• [What is asked]
Within the listing below, locate all lines containing the word "如实记录". Copy each one.

• [Records to process]
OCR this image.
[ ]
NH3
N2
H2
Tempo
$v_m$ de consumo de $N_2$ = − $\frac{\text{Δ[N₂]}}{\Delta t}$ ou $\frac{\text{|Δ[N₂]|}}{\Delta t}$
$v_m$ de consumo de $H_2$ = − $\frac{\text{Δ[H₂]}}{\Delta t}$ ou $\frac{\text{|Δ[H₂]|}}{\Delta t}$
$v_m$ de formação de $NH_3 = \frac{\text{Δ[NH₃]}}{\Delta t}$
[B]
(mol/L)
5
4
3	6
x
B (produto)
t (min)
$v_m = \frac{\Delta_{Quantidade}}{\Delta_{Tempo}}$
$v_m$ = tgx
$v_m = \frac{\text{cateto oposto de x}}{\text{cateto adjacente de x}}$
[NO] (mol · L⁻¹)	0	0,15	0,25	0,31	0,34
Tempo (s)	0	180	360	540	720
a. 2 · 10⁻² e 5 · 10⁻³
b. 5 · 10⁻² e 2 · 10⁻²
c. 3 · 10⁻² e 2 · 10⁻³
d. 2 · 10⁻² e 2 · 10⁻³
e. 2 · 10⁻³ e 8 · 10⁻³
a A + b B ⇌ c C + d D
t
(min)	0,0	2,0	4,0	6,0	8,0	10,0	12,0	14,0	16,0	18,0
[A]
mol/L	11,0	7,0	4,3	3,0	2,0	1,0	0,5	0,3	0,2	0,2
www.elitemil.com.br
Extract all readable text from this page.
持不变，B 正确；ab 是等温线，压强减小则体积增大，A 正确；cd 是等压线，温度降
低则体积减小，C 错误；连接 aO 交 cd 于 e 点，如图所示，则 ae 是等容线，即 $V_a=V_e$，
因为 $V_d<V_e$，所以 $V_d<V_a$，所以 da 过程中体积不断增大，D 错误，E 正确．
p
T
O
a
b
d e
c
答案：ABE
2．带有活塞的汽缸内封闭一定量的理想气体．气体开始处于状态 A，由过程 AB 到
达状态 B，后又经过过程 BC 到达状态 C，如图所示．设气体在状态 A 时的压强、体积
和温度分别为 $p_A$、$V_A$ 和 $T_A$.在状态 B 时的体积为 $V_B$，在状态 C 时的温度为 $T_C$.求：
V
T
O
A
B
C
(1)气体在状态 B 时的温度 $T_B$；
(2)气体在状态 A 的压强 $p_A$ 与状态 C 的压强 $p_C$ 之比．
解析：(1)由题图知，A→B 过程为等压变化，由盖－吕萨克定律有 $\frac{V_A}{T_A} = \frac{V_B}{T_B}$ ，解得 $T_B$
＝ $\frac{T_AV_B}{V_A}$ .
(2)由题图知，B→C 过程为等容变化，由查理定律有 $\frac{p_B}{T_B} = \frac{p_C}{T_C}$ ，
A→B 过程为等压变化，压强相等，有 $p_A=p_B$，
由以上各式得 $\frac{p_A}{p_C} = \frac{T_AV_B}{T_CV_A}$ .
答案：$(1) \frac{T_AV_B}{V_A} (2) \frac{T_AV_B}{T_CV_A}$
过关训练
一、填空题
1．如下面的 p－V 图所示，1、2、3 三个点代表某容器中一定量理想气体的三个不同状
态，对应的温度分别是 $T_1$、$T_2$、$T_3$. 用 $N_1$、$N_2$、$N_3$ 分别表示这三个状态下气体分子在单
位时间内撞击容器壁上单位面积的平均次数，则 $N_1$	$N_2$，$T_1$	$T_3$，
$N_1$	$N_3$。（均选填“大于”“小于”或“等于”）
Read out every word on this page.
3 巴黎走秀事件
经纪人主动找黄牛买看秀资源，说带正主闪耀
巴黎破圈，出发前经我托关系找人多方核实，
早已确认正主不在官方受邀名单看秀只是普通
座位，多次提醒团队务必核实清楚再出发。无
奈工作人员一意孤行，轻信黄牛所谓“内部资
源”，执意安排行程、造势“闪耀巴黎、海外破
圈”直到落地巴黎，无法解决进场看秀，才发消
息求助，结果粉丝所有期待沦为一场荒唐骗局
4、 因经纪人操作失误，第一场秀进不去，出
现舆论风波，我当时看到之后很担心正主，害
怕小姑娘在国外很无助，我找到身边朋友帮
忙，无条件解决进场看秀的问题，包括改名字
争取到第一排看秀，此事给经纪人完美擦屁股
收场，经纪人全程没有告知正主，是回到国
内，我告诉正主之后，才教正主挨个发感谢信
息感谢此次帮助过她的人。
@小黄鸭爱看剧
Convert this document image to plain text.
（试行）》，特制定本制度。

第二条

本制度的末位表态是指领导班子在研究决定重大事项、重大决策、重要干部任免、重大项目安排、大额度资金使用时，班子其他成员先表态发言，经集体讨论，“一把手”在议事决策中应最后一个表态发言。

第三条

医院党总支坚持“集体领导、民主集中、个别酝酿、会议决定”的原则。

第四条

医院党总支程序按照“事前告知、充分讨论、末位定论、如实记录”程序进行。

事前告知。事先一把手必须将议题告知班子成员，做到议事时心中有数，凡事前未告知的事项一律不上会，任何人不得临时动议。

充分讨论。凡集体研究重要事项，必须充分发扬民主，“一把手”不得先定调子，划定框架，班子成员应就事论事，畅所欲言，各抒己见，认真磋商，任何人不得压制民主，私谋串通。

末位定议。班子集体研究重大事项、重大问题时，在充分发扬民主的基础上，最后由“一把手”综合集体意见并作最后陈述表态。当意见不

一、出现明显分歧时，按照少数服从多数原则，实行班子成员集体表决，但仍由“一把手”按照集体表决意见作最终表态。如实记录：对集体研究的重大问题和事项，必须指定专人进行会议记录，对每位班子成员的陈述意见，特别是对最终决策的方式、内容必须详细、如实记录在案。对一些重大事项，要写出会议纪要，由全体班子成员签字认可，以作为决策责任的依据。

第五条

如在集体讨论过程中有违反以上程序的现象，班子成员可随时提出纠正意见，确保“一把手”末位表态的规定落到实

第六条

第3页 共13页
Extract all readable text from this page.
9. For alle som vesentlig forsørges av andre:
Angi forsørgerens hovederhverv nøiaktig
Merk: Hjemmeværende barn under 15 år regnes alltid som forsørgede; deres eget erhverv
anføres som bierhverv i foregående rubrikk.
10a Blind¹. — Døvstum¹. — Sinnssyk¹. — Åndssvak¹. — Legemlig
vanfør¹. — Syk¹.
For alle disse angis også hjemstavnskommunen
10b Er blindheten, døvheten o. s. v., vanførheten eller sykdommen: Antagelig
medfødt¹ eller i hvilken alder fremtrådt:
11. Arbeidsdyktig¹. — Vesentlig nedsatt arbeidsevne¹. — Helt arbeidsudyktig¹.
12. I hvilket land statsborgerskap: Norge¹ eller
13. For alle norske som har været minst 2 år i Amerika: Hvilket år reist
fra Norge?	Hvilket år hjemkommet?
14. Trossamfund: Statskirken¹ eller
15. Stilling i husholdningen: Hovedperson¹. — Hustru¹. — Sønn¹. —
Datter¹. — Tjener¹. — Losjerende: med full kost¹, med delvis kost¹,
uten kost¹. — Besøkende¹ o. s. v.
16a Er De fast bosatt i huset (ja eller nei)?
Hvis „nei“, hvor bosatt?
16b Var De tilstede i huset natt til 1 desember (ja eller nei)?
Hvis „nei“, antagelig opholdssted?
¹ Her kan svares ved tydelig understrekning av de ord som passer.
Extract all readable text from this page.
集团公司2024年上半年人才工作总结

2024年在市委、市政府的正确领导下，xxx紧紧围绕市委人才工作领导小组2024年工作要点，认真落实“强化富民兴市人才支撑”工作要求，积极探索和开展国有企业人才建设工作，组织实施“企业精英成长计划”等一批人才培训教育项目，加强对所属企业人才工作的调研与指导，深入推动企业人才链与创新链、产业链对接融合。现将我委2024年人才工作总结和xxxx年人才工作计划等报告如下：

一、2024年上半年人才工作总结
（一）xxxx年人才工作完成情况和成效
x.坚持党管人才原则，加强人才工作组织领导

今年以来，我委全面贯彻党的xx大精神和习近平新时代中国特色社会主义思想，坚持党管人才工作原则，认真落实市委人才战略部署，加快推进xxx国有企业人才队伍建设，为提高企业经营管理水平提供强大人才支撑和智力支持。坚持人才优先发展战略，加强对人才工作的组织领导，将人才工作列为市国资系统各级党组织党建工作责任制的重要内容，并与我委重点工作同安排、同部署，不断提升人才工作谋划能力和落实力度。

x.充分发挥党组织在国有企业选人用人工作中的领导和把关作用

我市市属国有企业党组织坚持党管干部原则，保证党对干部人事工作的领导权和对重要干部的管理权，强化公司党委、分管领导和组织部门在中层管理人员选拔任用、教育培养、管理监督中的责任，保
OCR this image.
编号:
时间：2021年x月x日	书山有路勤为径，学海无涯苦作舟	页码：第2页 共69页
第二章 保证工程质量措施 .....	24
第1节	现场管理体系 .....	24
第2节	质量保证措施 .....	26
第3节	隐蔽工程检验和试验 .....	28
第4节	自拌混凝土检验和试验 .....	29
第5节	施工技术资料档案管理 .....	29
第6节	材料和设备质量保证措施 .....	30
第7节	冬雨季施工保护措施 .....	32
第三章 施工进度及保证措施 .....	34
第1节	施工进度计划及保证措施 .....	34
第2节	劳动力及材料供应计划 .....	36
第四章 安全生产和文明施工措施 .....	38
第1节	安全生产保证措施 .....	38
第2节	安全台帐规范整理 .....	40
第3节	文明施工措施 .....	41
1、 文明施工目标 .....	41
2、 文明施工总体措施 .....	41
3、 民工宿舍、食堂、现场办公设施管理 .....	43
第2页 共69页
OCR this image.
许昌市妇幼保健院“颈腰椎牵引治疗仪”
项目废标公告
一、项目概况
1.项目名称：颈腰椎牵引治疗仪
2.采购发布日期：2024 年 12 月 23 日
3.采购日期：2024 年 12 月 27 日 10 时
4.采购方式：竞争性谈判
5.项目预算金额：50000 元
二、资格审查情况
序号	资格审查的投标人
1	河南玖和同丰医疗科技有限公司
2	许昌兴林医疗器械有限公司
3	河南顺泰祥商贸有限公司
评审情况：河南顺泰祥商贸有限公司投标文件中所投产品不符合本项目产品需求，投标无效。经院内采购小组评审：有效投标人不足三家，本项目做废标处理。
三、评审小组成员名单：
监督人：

• [The output]
医院党总支程序按照“事前告知、充分讨论、末位定论、如实记录”程序进行。
一、出现明显分歧时，按照少数服从多数原则，实行班子成员集体表决，但仍由“一把手”按照集体表决意见作最终表态。如实记录：对集体研究的重大问题和事项，必须指定专人进行会议记录，对每位班子成员的陈述意见，特别是对最终决策的方式、内容必须详细、如实记录在案。对一些重大事项，要写出会议纪要，由全体班子成员签字认可，以作为决策责任的依据。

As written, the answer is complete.